** Start of RECORD LIST **
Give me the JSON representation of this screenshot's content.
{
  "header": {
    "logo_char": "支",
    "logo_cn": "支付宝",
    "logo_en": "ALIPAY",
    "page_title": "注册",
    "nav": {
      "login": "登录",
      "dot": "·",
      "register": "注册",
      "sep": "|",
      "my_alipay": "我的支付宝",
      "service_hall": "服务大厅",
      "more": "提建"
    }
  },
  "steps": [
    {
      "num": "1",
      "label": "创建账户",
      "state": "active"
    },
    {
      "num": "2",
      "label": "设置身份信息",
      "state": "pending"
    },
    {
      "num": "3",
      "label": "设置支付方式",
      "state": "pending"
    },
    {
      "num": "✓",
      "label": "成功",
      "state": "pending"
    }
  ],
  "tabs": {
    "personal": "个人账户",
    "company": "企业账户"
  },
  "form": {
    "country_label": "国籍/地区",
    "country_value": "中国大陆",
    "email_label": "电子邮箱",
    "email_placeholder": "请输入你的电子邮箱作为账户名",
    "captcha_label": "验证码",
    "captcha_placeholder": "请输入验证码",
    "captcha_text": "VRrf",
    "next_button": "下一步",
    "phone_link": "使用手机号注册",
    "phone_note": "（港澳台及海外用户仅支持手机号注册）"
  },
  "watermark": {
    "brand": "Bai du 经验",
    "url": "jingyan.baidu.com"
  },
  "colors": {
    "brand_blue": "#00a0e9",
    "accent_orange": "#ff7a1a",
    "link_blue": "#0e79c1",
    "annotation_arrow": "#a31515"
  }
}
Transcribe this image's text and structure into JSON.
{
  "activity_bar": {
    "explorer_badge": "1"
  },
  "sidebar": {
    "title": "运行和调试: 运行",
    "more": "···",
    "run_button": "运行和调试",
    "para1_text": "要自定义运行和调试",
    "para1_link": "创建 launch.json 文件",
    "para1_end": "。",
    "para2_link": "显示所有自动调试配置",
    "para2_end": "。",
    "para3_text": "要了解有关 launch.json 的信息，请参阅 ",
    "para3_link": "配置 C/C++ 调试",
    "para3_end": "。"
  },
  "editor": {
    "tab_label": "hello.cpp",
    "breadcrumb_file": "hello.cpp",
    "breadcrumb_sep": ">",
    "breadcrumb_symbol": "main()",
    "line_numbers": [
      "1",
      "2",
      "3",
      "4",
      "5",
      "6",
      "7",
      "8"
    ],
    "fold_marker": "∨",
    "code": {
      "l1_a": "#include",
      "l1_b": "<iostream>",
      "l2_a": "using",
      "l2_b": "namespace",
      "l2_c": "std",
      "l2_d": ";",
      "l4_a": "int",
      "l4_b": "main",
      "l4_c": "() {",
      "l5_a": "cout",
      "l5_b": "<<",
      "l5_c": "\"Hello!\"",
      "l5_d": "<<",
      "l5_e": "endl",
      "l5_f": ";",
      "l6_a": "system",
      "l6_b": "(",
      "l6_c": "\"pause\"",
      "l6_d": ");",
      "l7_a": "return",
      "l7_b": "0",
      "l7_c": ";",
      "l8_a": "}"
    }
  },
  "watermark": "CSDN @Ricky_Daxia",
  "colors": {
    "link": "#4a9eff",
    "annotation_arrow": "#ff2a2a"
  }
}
** End of RECORD LIST **
- [DO THIS]
In the records above, collect each line with "watermark".

- [RESULT OF THE EXERCISE]
  "watermark": {
  "watermark": "CSDN @Ricky_Daxia",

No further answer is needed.